__Instruction__.
Your task is to copy each line that has the word "庭有枇杷树".

__Input__.

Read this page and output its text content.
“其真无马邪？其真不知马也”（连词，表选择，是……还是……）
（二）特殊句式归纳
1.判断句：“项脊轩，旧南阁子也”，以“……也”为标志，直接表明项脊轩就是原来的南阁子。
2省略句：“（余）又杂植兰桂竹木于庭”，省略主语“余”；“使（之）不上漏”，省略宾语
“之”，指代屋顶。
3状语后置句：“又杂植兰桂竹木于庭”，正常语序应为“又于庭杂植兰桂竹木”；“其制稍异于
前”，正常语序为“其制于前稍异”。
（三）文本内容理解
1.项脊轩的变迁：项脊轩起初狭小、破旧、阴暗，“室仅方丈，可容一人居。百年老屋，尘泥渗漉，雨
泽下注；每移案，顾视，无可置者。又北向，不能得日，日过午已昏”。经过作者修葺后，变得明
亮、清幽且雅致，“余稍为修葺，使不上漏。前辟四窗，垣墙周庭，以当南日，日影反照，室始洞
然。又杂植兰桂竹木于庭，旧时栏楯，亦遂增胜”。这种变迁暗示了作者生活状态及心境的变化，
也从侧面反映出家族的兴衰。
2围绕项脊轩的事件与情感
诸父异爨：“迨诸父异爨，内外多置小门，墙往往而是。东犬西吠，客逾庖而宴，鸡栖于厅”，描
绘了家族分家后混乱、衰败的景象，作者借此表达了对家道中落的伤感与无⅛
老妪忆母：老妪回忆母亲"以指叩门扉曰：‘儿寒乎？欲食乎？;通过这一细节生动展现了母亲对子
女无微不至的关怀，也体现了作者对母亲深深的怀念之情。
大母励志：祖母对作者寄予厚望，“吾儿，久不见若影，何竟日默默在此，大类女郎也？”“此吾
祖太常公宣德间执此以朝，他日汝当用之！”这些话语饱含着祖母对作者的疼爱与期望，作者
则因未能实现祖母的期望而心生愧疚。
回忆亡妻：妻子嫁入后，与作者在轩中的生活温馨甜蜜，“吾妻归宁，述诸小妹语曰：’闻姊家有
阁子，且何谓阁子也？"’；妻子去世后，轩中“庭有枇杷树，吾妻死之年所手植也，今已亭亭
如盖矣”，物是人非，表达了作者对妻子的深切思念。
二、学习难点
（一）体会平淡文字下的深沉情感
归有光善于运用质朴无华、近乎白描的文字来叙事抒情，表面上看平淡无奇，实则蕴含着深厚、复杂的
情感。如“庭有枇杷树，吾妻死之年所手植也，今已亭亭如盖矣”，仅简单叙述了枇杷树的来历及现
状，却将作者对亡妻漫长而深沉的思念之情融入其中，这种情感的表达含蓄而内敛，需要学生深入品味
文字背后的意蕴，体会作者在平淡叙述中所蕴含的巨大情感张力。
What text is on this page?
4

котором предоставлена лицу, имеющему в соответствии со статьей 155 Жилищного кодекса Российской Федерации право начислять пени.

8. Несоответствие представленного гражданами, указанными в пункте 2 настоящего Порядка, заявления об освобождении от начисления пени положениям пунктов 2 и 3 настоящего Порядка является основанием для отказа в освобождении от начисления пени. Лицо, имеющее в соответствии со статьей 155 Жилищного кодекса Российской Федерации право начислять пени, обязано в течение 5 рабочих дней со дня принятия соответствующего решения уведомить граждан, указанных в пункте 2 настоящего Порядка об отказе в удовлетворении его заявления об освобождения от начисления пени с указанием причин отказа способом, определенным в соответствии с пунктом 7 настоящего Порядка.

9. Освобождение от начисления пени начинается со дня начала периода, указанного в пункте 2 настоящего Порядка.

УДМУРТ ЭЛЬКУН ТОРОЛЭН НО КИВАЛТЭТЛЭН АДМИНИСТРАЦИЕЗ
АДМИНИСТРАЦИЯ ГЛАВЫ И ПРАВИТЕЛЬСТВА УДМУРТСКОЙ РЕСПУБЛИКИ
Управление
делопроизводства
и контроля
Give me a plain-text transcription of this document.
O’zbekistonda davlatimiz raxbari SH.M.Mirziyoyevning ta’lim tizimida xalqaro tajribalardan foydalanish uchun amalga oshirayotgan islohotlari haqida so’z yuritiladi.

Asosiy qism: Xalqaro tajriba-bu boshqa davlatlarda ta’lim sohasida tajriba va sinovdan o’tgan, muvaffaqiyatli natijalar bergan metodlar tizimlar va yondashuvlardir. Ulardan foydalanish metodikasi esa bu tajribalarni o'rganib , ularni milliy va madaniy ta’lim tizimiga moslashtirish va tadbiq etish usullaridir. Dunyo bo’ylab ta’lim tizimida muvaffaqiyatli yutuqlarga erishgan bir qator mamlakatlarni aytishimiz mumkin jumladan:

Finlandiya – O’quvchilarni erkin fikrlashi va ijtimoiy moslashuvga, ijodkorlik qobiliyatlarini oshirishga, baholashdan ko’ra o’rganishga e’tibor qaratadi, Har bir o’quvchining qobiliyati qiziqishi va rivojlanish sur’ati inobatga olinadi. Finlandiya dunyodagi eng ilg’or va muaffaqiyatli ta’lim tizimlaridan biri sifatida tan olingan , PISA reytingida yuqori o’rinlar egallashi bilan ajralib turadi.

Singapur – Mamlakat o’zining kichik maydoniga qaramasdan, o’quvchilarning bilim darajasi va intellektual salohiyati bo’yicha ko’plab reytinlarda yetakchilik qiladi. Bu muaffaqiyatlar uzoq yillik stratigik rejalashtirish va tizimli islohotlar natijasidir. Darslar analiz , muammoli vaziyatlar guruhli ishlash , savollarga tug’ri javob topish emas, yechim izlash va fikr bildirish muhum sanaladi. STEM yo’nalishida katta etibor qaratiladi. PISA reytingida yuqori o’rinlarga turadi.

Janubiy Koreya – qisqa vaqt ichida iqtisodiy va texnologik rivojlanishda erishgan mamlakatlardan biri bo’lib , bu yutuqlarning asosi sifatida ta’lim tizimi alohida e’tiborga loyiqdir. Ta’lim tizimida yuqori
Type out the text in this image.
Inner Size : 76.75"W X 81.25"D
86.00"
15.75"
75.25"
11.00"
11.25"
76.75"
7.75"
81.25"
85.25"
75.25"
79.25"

__Full solution__.
阁子，且何谓阁子也？"’；妻子去世后，轩中“庭有枇杷树，吾妻死之年所手植也，今已亭亭
情感。如“庭有枇杷树，吾妻死之年所手植也，今已亭亭如盖矣”，仅简单叙述了枇杷树的来历及现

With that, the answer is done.